> _Exercise task_: In the entries that follow, how many lines contain "آقای"? Answer with the number only.

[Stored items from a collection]
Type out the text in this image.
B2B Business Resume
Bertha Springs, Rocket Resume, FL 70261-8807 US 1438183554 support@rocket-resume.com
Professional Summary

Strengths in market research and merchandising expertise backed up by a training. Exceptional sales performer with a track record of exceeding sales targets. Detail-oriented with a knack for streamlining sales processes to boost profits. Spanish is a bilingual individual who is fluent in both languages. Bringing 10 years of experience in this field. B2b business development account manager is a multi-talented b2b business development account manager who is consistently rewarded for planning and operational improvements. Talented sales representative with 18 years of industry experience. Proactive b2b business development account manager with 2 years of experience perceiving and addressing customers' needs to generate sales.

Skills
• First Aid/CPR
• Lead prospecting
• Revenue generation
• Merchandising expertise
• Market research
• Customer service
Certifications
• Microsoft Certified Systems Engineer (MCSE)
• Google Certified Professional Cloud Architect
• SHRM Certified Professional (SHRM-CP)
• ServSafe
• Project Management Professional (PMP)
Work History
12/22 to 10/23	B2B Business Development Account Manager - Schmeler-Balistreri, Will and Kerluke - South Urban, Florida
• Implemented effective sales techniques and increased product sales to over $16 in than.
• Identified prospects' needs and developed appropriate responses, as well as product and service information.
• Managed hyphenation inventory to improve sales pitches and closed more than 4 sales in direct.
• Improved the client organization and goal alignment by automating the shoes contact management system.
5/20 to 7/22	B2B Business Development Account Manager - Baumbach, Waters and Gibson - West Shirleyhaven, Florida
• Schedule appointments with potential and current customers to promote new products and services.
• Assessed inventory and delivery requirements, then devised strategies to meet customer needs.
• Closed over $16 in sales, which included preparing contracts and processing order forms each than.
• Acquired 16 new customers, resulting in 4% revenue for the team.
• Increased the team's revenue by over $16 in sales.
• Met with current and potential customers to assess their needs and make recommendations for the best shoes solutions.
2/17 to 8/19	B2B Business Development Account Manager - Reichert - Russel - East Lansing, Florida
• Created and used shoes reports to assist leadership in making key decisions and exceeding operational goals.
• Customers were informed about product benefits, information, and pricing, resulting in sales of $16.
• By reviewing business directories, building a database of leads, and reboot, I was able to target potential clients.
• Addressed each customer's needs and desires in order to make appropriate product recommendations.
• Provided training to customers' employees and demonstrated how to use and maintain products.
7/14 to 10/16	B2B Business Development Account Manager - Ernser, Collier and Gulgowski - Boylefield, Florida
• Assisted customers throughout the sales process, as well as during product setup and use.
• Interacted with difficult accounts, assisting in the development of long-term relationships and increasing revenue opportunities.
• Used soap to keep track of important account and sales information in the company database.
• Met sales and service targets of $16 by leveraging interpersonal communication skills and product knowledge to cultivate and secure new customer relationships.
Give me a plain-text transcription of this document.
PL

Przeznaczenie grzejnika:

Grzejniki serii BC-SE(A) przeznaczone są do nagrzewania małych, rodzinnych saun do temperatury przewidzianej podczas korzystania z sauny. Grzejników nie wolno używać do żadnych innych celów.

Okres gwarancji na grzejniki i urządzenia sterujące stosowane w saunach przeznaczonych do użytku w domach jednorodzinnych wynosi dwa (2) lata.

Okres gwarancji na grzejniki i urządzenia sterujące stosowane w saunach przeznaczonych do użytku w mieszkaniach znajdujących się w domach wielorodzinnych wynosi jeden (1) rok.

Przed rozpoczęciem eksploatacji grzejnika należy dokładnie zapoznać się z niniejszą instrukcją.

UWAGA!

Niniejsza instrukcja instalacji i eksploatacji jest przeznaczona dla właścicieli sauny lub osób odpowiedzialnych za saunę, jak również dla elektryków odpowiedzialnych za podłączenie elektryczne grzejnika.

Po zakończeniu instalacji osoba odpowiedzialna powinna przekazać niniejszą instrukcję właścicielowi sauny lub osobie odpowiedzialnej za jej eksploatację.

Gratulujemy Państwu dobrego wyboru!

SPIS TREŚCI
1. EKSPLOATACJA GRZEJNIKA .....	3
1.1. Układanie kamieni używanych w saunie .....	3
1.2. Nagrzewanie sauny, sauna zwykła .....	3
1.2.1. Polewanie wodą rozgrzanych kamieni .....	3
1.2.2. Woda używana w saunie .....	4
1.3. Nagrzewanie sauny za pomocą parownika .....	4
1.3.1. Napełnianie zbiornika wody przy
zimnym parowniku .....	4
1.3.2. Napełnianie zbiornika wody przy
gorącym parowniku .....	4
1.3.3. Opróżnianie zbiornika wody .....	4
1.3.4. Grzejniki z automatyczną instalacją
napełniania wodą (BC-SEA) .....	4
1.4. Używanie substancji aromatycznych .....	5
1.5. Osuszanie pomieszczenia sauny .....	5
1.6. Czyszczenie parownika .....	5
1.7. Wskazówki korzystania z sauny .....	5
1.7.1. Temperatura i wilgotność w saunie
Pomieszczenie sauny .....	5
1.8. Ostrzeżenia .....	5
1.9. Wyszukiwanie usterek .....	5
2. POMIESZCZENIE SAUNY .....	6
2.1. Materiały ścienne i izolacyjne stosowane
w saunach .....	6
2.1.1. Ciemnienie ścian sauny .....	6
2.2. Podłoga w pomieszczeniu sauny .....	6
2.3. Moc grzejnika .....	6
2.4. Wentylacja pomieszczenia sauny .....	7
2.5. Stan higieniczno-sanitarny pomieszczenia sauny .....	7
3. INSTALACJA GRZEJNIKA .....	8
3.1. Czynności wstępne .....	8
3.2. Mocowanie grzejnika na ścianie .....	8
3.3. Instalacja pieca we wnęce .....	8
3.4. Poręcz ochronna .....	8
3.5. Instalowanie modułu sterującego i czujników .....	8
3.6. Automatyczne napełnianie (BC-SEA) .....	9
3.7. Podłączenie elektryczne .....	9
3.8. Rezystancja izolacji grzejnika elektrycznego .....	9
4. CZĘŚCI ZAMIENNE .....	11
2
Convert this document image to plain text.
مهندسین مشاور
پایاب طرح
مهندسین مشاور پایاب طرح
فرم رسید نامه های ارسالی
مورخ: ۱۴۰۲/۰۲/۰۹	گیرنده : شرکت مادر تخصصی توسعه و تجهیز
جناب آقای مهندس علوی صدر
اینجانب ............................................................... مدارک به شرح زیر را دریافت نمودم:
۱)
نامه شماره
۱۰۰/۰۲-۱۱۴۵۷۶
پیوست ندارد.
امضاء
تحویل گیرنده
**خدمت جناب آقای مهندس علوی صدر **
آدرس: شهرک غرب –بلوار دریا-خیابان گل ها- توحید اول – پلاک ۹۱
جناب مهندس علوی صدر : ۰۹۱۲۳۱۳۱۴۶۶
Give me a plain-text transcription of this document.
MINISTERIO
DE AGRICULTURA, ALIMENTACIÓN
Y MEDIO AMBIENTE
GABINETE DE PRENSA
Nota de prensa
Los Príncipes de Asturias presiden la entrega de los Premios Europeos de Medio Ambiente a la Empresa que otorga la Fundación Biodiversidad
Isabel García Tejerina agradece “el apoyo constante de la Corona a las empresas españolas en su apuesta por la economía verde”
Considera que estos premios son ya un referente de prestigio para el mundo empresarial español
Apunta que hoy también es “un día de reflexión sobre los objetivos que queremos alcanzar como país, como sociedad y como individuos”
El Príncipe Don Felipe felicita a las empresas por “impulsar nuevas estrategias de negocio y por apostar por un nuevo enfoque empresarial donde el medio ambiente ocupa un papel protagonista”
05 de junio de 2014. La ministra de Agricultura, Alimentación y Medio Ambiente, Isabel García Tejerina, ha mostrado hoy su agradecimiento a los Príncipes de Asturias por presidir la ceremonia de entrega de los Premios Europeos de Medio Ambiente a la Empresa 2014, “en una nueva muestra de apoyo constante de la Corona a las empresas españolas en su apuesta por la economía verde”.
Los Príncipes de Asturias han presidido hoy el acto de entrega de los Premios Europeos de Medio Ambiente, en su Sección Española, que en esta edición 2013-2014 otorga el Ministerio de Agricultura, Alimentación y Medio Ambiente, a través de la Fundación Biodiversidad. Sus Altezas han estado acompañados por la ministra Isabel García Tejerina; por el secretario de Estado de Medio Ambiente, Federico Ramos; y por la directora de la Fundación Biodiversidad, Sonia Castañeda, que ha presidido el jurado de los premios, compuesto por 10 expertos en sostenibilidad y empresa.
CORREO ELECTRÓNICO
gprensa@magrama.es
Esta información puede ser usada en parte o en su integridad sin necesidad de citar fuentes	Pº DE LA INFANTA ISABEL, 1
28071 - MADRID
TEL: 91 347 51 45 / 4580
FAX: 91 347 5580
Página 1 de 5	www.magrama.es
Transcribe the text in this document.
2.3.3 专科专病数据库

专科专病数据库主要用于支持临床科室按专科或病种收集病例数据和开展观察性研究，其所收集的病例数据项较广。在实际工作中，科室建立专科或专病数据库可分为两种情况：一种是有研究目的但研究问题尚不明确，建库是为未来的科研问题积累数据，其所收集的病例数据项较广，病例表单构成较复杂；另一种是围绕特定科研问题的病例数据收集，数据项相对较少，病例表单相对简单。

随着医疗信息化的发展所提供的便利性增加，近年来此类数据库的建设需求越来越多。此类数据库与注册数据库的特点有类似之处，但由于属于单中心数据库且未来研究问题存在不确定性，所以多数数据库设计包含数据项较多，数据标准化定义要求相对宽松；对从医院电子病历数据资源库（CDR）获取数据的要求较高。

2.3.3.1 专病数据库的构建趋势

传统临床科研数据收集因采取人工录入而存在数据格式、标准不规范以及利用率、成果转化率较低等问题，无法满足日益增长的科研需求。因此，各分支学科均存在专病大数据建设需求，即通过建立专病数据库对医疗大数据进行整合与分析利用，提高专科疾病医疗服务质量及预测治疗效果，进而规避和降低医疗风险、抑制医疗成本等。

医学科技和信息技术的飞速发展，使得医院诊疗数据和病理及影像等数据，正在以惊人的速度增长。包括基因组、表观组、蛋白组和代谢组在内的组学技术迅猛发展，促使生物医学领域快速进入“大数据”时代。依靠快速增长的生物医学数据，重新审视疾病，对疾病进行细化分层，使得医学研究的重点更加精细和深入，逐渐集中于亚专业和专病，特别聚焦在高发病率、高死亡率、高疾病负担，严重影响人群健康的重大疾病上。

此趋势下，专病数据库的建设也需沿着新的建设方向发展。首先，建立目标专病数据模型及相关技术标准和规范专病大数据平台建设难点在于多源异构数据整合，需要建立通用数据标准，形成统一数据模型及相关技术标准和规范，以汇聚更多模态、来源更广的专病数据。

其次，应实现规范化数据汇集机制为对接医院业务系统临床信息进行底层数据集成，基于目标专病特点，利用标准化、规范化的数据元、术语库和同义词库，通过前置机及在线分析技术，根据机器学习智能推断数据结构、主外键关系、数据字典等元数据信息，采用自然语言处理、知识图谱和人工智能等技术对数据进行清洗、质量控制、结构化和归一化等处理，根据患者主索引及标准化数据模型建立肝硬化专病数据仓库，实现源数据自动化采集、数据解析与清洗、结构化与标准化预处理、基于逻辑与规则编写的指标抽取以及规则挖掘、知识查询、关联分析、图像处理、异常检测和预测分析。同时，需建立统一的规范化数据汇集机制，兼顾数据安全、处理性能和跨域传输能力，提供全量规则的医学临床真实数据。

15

> _Solution to the problem_: 2